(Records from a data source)
** BEGIN **

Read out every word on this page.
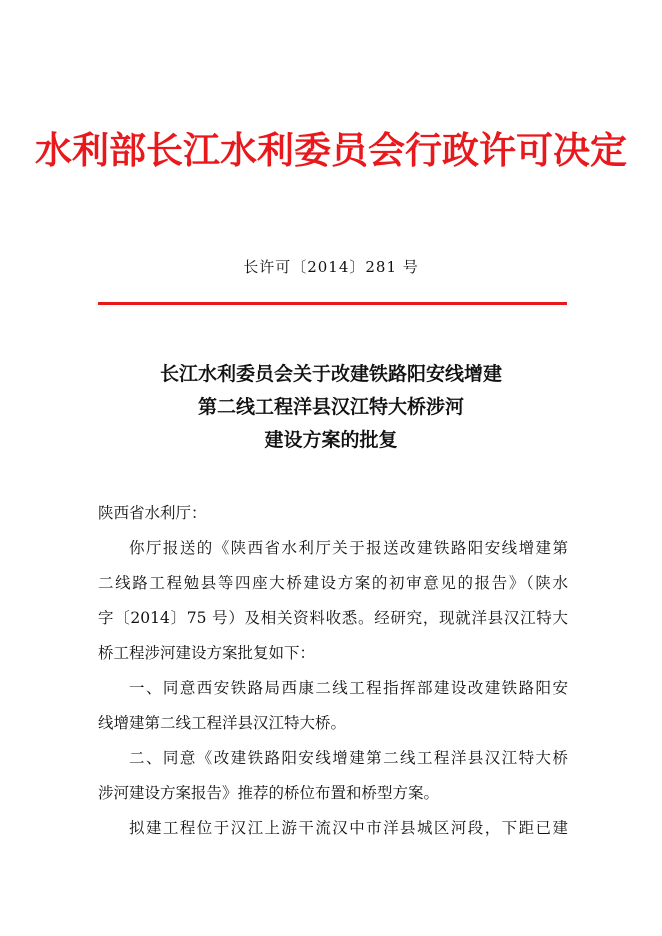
水利部长江水利委员会行政许可决定
长许可〔2014〕281 号
长江水利委员会关于改建铁路阳安线增建
第二线工程洋县汉江特大桥涉河
建设方案的批复
陕西省水利厅：
你厅报送的《陕西省水利厅关于报送改建铁路阳安线增建第
二线路工程勉县等四座大桥建设方案的初审意见的报告》（陕水
字〔2014〕75 号）及相关资料收悉。经研究，现就洋县汉江特大
桥工程涉河建设方案批复如下：
一、同意西安铁路局西康二线工程指挥部建设改建铁路阳安
线增建第二线工程洋县汉江特大桥。
二、同意《改建铁路阳安线增建第二线工程洋县汉江特大桥
涉河建设方案报告》推荐的桥位布置和桥型方案。
拟建工程位于汉江上游干流汉中市洋县城区河段，下距已建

** END **

Leave out the pictures and restate everything else word for word.

## Response below
Read out every word on this page.
水利部长江水利委员会行政许可决定
长许可〔2014〕281 号
长江水利委员会关于改建铁路阳安线增建
第二线工程洋县汉江特大桥涉河
建设方案的批复
陕西省水利厅：
你厅报送的《陕西省水利厅关于报送改建铁路阳安线增建第
二线路工程勉县等四座大桥建设方案的初审意见的报告》（陕水
字〔2014〕75 号）及相关资料收悉。经研究，现就洋县汉江特大
桥工程涉河建设方案批复如下：
一、同意西安铁路局西康二线工程指挥部建设改建铁路阳安
线增建第二线工程洋县汉江特大桥。
二、同意《改建铁路阳安线增建第二线工程洋县汉江特大桥
涉河建设方案报告》推荐的桥位布置和桥型方案。
拟建工程位于汉江上游干流汉中市洋县城区河段，下距已建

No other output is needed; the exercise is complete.